TASK TO CARRY OUT - Each line that includes the word "Level" counts once; give the total and nothing more.

Start of GIVEN INFORMATION

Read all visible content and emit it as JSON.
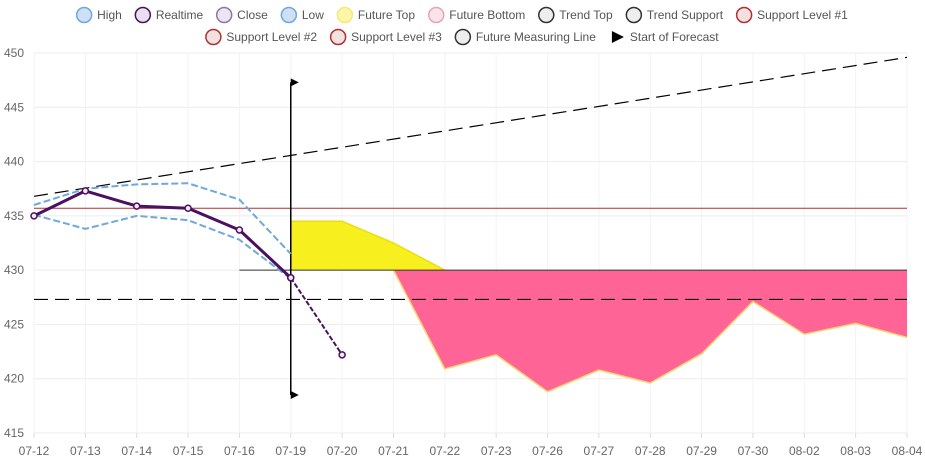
{
  "chart_data": {
    "type": "line",
    "categories": [
      "07-12",
      "07-13",
      "07-14",
      "07-15",
      "07-16",
      "07-19",
      "07-20",
      "07-21",
      "07-22",
      "07-23",
      "07-26",
      "07-27",
      "07-28",
      "07-29",
      "07-30",
      "08-02",
      "08-03",
      "08-04"
    ],
    "ylim": [
      415,
      450
    ],
    "yticks": [
      415,
      420,
      425,
      430,
      435,
      440,
      445,
      450
    ],
    "grid": true,
    "legend_position": "top",
    "legend": [
      {
        "label": "High",
        "marker": "circle",
        "fill": "#cfe0f5",
        "stroke": "#6fa8dc"
      },
      {
        "label": "Realtime",
        "marker": "circle",
        "fill": "#e8e0ef",
        "stroke": "#4b1060"
      },
      {
        "label": "Close",
        "marker": "circle",
        "fill": "#ece6f2",
        "stroke": "#8a79a8"
      },
      {
        "label": "Low",
        "marker": "circle",
        "fill": "#cfe0f5",
        "stroke": "#6fa8dc"
      },
      {
        "label": "Future Top",
        "marker": "circle",
        "fill": "#fdf6a8",
        "stroke": "#f2ea7a"
      },
      {
        "label": "Future Bottom",
        "marker": "circle",
        "fill": "#fbe3ea",
        "stroke": "#e8a3b8"
      },
      {
        "label": "Trend Top",
        "marker": "circle",
        "fill": "#eeeeee",
        "stroke": "#333333"
      },
      {
        "label": "Trend Support",
        "marker": "circle",
        "fill": "#eeeeee",
        "stroke": "#333333"
      },
      {
        "label": "Support Level #1",
        "marker": "circle",
        "fill": "#f3e1e1",
        "stroke": "#b03030"
      },
      {
        "label": "Support Level #2",
        "marker": "circle",
        "fill": "#f3e1e1",
        "stroke": "#b03030"
      },
      {
        "label": "Support Level #3",
        "marker": "circle",
        "fill": "#f3e1e1",
        "stroke": "#b03030"
      },
      {
        "label": "Future Measuring Line",
        "marker": "circle",
        "fill": "#eeeeee",
        "stroke": "#333333"
      },
      {
        "label": "Start of Forecast",
        "marker": "triangle",
        "fill": "#000000",
        "stroke": "#000000"
      }
    ],
    "series": [
      {
        "name": "High",
        "color": "#6fa8dc",
        "dash": true,
        "values": [
          436.0,
          437.5,
          437.9,
          438.0,
          436.5,
          431.5,
          null,
          null,
          null,
          null,
          null,
          null,
          null,
          null,
          null,
          null,
          null,
          null
        ]
      },
      {
        "name": "Low",
        "color": "#6fa8dc",
        "dash": true,
        "values": [
          435.1,
          433.8,
          435.0,
          434.6,
          432.8,
          429.2,
          null,
          null,
          null,
          null,
          null,
          null,
          null,
          null,
          null,
          null,
          null,
          null
        ]
      },
      {
        "name": "Realtime",
        "color": "#4b1060",
        "dash": false,
        "values": [
          435.0,
          437.3,
          435.9,
          435.7,
          433.7,
          429.3,
          null,
          null,
          null,
          null,
          null,
          null,
          null,
          null,
          null,
          null,
          null,
          null
        ]
      },
      {
        "name": "Close",
        "color": "#4b1060",
        "dash": true,
        "values": [
          null,
          null,
          null,
          null,
          null,
          429.3,
          422.2,
          null,
          null,
          null,
          null,
          null,
          null,
          null,
          null,
          null,
          null,
          null
        ]
      },
      {
        "name": "Future Top",
        "color": "#f7f01e",
        "values": [
          null,
          null,
          null,
          null,
          null,
          434.5,
          434.5,
          432.5,
          430.0,
          null,
          null,
          null,
          null,
          null,
          null,
          null,
          null,
          null
        ]
      },
      {
        "name": "Future Bottom",
        "color": "#ff4d8f",
        "values": [
          null,
          null,
          null,
          null,
          null,
          null,
          null,
          430.0,
          420.9,
          422.2,
          418.8,
          420.8,
          419.6,
          422.3,
          427.1,
          424.1,
          425.1,
          423.8
        ]
      },
      {
        "name": "Trend Top",
        "color": "#000000",
        "dash": true,
        "from": [
          0,
          436.8
        ],
        "to": [
          17,
          449.6
        ]
      },
      {
        "name": "Trend Support",
        "color": "#000000",
        "dash": true,
        "value": 427.3
      },
      {
        "name": "Support Level #1",
        "color": "#b03030",
        "value": 435.7
      },
      {
        "name": "Future Measuring Line",
        "color": "#333333",
        "value": 430.0,
        "from_index": 4,
        "to_index": 17
      },
      {
        "name": "Start of Forecast",
        "color": "#000000",
        "x_index": 5,
        "y_range": [
          418.5,
          447.3
        ]
      }
    ]
  }
}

End of GIVEN INFORMATION

ANSWER FOR THE TASK - 4